- **WHAT THE TASK ASKS**
Using the listing below, extract each line that has the word "image" in it.

(Source data)

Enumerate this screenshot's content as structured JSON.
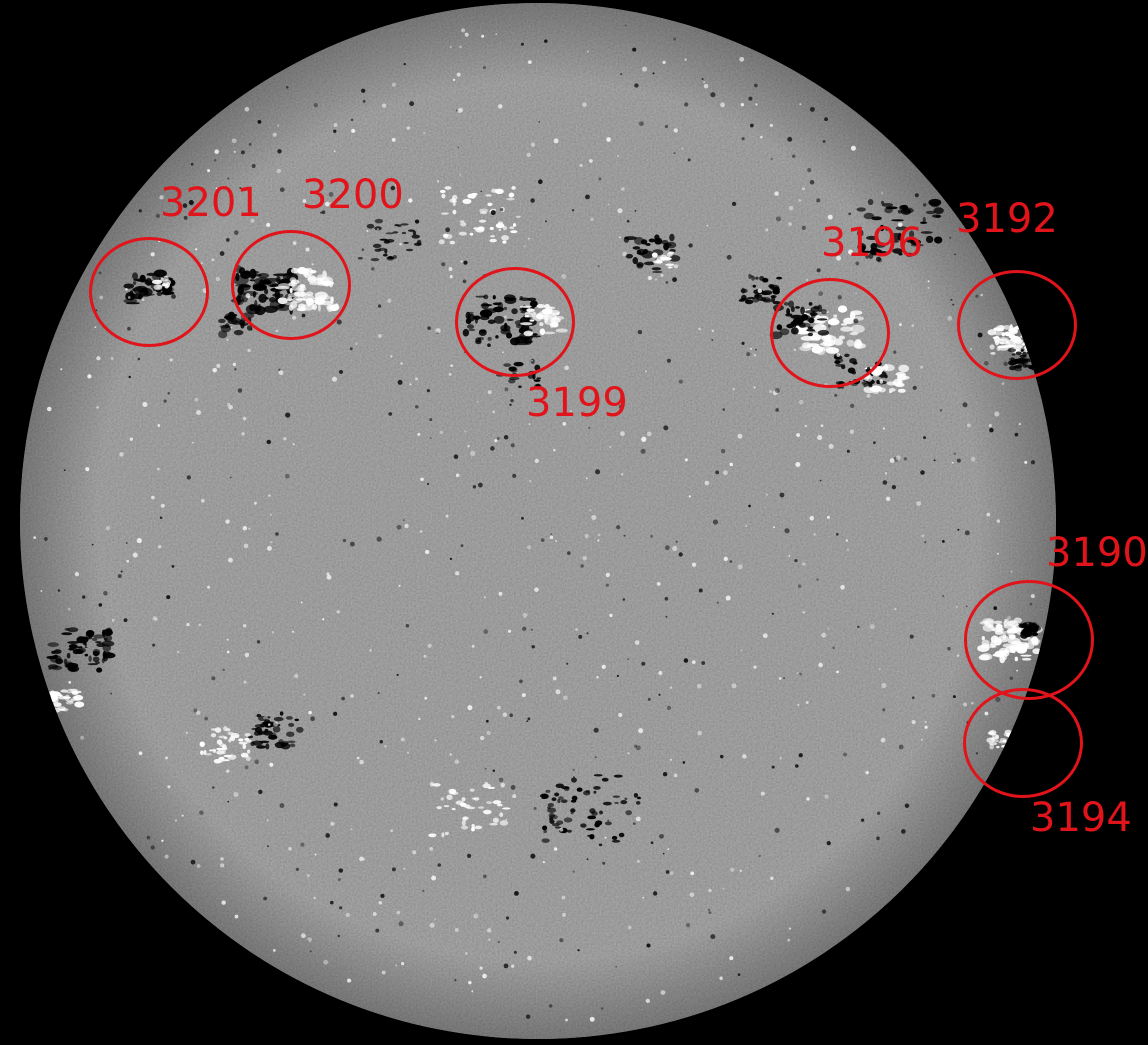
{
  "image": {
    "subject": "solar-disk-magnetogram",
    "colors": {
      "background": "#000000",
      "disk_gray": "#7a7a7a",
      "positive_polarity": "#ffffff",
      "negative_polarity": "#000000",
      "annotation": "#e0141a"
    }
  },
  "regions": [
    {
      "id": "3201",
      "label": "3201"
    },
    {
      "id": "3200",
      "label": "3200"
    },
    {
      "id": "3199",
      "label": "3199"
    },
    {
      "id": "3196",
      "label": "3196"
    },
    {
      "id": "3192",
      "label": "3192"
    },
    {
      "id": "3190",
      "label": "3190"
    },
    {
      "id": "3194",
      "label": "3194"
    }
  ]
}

...

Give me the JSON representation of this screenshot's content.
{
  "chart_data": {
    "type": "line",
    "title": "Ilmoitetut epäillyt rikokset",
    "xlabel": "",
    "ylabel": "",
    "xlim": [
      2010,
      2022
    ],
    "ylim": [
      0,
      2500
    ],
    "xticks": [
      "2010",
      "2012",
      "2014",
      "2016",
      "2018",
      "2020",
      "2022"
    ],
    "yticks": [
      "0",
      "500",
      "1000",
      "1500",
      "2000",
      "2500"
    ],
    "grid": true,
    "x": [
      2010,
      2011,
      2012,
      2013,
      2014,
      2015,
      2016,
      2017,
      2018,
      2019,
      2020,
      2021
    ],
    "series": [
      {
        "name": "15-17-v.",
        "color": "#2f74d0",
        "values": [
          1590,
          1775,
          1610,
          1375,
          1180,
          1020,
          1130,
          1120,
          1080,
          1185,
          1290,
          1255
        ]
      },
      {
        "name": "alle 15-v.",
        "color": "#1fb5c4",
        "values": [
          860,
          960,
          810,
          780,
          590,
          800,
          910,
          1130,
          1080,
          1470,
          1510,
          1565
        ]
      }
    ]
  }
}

---

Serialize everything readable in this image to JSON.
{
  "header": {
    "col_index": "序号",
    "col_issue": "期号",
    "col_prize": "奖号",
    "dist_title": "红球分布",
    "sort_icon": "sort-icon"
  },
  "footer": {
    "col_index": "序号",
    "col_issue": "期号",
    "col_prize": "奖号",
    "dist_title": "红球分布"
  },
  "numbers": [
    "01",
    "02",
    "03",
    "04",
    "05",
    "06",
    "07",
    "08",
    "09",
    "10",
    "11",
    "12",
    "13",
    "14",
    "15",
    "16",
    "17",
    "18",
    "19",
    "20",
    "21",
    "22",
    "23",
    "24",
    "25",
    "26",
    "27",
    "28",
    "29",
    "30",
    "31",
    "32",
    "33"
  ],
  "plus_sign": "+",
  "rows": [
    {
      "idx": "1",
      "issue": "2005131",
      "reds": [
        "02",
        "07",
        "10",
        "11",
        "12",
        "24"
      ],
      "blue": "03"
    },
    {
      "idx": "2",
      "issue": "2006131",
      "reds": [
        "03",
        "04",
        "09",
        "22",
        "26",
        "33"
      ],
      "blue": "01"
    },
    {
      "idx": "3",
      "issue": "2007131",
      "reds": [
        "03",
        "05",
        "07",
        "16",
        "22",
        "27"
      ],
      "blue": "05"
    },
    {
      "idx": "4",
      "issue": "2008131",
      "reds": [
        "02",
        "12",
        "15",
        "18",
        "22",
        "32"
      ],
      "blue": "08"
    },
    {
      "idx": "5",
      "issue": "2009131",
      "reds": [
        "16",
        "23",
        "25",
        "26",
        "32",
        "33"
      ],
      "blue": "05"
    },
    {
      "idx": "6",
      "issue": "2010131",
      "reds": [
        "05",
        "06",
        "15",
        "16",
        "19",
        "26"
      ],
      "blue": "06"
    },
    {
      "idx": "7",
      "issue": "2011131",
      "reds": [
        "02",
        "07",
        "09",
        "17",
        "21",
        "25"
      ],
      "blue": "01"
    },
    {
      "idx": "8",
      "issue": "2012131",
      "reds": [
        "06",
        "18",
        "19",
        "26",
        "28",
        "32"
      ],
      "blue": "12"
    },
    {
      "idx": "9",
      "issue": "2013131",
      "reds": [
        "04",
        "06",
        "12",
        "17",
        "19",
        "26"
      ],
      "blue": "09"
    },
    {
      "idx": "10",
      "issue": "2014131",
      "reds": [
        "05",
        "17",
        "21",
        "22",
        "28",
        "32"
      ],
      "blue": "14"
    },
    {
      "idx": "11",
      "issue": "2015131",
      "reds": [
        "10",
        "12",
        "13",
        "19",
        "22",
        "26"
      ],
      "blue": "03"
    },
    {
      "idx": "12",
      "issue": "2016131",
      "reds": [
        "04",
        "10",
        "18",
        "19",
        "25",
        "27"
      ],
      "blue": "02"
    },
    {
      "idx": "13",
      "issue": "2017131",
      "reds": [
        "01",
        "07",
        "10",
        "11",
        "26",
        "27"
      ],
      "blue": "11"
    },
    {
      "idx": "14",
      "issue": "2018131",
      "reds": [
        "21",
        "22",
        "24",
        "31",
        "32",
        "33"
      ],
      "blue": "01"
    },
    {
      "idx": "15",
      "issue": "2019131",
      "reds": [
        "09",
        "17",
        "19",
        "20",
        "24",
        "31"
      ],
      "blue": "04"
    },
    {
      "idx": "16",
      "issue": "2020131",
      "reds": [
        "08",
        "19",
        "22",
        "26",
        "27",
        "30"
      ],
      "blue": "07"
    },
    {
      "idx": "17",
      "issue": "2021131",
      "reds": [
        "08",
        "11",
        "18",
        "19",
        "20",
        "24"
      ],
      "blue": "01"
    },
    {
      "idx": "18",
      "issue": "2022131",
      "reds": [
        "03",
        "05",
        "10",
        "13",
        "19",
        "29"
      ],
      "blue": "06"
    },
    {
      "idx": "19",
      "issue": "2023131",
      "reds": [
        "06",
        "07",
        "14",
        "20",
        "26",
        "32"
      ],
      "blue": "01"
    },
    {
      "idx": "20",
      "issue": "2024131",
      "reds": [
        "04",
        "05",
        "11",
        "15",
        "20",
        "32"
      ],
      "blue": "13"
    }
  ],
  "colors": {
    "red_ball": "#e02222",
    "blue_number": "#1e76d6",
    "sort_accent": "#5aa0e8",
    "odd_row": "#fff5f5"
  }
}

- **THE RESULT**
  "image": {
Serialize everything readable in this image to JSON.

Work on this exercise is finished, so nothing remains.